Keep only the lines of the data below that contain "Certified", and copy them.

* [Input records]
******************************

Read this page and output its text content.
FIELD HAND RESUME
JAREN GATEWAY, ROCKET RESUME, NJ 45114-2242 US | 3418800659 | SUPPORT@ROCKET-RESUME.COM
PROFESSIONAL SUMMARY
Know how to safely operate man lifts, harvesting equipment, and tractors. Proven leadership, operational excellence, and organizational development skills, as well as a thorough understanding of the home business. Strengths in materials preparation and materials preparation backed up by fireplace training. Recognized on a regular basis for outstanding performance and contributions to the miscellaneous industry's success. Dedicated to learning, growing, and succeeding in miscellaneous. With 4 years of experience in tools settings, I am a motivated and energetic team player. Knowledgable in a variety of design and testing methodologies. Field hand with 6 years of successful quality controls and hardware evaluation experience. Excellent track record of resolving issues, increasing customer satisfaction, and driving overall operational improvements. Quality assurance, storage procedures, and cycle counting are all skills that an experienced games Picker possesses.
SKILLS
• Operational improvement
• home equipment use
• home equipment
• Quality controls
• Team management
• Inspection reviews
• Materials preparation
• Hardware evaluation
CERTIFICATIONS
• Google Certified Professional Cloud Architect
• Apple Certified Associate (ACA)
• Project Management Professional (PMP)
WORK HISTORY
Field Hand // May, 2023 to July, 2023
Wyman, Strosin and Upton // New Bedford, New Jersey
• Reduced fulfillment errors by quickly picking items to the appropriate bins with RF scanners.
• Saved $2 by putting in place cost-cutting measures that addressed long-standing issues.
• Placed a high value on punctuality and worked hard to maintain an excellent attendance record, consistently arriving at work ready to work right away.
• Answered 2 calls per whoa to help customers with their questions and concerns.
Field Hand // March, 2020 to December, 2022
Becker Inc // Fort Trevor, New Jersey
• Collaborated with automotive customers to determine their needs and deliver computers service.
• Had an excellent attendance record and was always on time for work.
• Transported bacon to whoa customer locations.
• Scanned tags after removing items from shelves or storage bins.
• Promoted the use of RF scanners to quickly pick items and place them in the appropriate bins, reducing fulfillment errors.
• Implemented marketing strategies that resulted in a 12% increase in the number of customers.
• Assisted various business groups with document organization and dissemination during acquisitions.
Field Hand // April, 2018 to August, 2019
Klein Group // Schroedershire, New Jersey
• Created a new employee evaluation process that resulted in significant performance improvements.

******************************

* [Task response]
• Google Certified Professional Cloud Architect
• Apple Certified Associate (ACA)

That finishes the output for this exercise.